### Exercise directions
Retype every entry in its entirety, without alteration.

### Records for processing
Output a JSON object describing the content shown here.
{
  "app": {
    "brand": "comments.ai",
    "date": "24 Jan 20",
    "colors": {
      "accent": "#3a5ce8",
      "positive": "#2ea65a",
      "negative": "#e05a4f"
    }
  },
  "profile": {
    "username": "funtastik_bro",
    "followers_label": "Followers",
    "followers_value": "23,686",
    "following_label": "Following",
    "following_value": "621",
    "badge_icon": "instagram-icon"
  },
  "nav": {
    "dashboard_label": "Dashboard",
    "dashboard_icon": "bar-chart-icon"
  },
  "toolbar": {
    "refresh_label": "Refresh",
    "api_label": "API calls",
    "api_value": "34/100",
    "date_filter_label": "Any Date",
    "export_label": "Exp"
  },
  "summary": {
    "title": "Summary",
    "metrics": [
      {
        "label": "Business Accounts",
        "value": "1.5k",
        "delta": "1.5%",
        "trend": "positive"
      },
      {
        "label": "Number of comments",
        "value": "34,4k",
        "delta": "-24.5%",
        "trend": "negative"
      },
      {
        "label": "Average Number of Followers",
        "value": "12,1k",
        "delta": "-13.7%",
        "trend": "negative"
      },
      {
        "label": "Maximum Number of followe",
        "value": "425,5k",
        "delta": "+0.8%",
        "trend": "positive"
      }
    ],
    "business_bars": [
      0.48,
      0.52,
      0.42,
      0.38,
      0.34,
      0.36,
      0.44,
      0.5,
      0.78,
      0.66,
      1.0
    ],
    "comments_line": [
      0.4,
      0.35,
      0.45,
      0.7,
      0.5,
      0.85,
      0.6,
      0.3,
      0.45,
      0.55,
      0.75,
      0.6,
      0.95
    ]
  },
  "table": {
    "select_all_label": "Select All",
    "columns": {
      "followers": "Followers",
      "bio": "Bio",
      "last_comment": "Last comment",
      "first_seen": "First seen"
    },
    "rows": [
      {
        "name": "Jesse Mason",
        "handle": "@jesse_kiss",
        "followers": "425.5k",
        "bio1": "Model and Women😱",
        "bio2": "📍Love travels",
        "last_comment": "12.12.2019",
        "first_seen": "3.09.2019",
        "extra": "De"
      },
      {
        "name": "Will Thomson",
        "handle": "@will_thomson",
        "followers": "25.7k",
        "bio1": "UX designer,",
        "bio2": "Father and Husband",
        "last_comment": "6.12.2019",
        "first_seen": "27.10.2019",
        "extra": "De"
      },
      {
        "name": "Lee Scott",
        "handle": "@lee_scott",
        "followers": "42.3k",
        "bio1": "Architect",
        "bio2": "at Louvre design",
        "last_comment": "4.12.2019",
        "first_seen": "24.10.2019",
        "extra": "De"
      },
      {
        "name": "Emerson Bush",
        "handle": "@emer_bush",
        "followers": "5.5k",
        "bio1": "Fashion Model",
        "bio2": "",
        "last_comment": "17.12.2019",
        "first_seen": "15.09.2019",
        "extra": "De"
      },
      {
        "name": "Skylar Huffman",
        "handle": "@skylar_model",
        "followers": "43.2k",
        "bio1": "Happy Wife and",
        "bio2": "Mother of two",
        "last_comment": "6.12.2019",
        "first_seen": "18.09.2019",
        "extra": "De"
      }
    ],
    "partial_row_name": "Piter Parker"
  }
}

### Answer to this task
Output a JSON object describing the content shown here.
{
  "app": {
    "brand": "comments.ai",
    "date": "24 Jan 20",
    "colors": {
      "accent": "#3a5ce8",
      "positive": "#2ea65a",
      "negative": "#e05a4f"
    }
  },
  "profile": {
    "username": "funtastik_bro",
    "followers_label": "Followers",
    "followers_value": "23,686",
    "following_label": "Following",
    "following_value": "621",
    "badge_icon": "instagram-icon"
  },
  "nav": {
    "dashboard_label": "Dashboard",
    "dashboard_icon": "bar-chart-icon"
  },
  "toolbar": {
    "refresh_label": "Refresh",
    "api_label": "API calls",
    "api_value": "34/100",
    "date_filter_label": "Any Date",
    "export_label": "Exp"
  },
  "summary": {
    "title": "Summary",
    "metrics": [
      {
        "label": "Business Accounts",
        "value": "1.5k",
        "delta": "1.5%",
        "trend": "positive"
      },
      {
        "label": "Number of comments",
        "value": "34,4k",
        "delta": "-24.5%",
        "trend": "negative"
      },
      {
        "label": "Average Number of Followers",
        "value": "12,1k",
        "delta": "-13.7%",
        "trend": "negative"
      },
      {
        "label": "Maximum Number of followe",
        "value": "425,5k",
        "delta": "+0.8%",
        "trend": "positive"
      }
    ],
    "business_bars": [
      0.48,
      0.52,
      0.42,
      0.38,
      0.34,
      0.36,
      0.44,
      0.5,
      0.78,
      0.66,
      1.0
    ],
    "comments_line": [
      0.4,
      0.35,
      0.45,
      0.7,
      0.5,
      0.85,
      0.6,
      0.3,
      0.45,
      0.55,
      0.75,
      0.6,
      0.95
    ]
  },
  "table": {
    "select_all_label": "Select All",
    "columns": {
      "followers": "Followers",
      "bio": "Bio",
      "last_comment": "Last comment",
      "first_seen": "First seen"
    },
    "rows": [
      {
        "name": "Jesse Mason",
        "handle": "@jesse_kiss",
        "followers": "425.5k",
        "bio1": "Model and Women😱",
        "bio2": "📍Love travels",
        "last_comment": "12.12.2019",
        "first_seen": "3.09.2019",
        "extra": "De"
      },
      {
        "name": "Will Thomson",
        "handle": "@will_thomson",
        "followers": "25.7k",
        "bio1": "UX designer,",
        "bio2": "Father and Husband",
        "last_comment": "6.12.2019",
        "first_seen": "27.10.2019",
        "extra": "De"
      },
      {
        "name": "Lee Scott",
        "handle": "@lee_scott",
        "followers": "42.3k",
        "bio1": "Architect",
        "bio2": "at Louvre design",
        "last_comment": "4.12.2019",
        "first_seen": "24.10.2019",
        "extra": "De"
      },
      {
        "name": "Emerson Bush",
        "handle": "@emer_bush",
        "followers": "5.5k",
        "bio1": "Fashion Model",
        "bio2": "",
        "last_comment": "17.12.2019",
        "first_seen": "15.09.2019",
        "extra": "De"
      },
      {
        "name": "Skylar Huffman",
        "handle": "@skylar_model",
        "followers": "43.2k",
        "bio1": "Happy Wife and",
        "bio2": "Mother of two",
        "last_comment": "6.12.2019",
        "first_seen": "18.09.2019",
        "extra": "De"
      }
    ],
    "partial_row_name": "Piter Parker"
  }
}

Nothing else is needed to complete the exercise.